====== Supplied material ======

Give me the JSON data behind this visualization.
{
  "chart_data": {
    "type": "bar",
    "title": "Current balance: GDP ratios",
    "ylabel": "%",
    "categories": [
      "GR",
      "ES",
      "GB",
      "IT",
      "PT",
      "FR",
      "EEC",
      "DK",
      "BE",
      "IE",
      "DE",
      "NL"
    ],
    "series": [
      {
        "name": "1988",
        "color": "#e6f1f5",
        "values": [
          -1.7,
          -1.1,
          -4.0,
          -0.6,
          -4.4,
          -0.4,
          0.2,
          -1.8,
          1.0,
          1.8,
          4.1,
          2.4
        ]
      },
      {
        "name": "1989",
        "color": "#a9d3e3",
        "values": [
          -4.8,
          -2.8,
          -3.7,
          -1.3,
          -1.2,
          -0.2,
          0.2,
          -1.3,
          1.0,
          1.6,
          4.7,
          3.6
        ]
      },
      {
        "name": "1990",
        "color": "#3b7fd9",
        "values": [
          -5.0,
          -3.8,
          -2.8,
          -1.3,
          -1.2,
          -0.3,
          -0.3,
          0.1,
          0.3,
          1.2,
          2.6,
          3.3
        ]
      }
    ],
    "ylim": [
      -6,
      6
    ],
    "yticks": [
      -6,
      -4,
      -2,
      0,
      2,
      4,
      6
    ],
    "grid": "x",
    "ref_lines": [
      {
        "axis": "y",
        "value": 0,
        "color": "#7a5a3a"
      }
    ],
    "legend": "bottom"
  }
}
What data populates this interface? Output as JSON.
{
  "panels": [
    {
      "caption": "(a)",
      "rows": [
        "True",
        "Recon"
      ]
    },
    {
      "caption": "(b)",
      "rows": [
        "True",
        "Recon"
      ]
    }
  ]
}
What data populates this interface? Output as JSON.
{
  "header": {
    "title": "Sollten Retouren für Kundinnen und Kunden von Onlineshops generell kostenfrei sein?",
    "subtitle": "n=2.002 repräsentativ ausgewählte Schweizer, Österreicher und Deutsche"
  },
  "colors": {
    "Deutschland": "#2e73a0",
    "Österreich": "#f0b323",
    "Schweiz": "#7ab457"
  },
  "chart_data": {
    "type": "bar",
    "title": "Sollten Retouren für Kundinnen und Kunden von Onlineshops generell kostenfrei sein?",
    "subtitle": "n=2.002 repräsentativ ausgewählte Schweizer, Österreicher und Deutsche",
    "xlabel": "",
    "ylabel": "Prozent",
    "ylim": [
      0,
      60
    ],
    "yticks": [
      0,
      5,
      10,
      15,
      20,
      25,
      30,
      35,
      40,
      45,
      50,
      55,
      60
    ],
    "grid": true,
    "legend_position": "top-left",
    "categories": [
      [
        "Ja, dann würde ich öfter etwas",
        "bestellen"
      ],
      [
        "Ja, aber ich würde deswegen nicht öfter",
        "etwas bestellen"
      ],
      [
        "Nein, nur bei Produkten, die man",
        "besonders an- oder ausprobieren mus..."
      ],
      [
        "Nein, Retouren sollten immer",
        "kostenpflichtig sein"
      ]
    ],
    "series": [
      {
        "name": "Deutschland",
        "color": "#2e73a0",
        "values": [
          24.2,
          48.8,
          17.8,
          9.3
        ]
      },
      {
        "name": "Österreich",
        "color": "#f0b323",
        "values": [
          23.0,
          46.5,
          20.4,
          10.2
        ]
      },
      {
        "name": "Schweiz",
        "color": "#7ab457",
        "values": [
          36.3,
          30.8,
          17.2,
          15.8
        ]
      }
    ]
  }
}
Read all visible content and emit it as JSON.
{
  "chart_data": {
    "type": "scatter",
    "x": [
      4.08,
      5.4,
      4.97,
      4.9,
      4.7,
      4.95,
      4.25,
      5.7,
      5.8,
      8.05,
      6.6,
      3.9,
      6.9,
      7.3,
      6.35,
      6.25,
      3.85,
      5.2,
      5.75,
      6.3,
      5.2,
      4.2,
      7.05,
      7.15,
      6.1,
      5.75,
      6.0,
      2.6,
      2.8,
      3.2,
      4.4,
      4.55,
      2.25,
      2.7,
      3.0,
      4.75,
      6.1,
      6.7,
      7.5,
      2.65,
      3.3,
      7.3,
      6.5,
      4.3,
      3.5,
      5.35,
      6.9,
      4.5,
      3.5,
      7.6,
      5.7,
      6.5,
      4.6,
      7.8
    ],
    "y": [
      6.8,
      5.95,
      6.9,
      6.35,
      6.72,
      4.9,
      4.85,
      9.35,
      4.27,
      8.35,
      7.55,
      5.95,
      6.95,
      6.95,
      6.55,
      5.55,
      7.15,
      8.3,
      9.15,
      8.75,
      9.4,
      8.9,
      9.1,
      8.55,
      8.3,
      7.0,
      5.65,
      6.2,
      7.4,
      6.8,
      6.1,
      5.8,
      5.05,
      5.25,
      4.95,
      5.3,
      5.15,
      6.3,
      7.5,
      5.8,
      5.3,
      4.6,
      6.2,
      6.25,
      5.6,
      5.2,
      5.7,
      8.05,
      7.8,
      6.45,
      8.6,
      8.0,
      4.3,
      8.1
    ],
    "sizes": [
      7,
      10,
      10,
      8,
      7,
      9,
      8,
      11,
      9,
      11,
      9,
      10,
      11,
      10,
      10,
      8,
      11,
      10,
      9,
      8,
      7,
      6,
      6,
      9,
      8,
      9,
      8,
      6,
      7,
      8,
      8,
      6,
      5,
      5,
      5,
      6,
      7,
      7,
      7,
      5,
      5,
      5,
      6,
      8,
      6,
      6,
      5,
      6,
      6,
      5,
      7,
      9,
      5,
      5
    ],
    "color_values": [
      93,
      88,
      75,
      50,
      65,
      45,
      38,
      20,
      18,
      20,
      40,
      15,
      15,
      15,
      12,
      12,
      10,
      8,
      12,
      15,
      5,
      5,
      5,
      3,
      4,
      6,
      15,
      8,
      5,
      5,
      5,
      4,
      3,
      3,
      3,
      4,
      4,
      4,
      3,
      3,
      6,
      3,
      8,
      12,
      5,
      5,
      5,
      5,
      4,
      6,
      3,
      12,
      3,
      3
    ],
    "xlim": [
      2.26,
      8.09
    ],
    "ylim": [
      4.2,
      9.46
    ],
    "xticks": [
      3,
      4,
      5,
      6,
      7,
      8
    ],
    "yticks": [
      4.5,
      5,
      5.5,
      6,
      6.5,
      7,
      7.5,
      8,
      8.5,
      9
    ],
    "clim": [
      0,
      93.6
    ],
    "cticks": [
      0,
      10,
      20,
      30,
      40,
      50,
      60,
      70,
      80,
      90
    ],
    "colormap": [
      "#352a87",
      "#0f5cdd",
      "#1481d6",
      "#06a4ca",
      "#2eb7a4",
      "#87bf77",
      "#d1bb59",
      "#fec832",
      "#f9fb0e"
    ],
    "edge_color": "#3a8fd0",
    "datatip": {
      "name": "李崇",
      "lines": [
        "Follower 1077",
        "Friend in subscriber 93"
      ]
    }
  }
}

======

● Task to carry out
Count the lines in the material above where the string "Deutsche" appears, then state only that count.

● Exercise result
2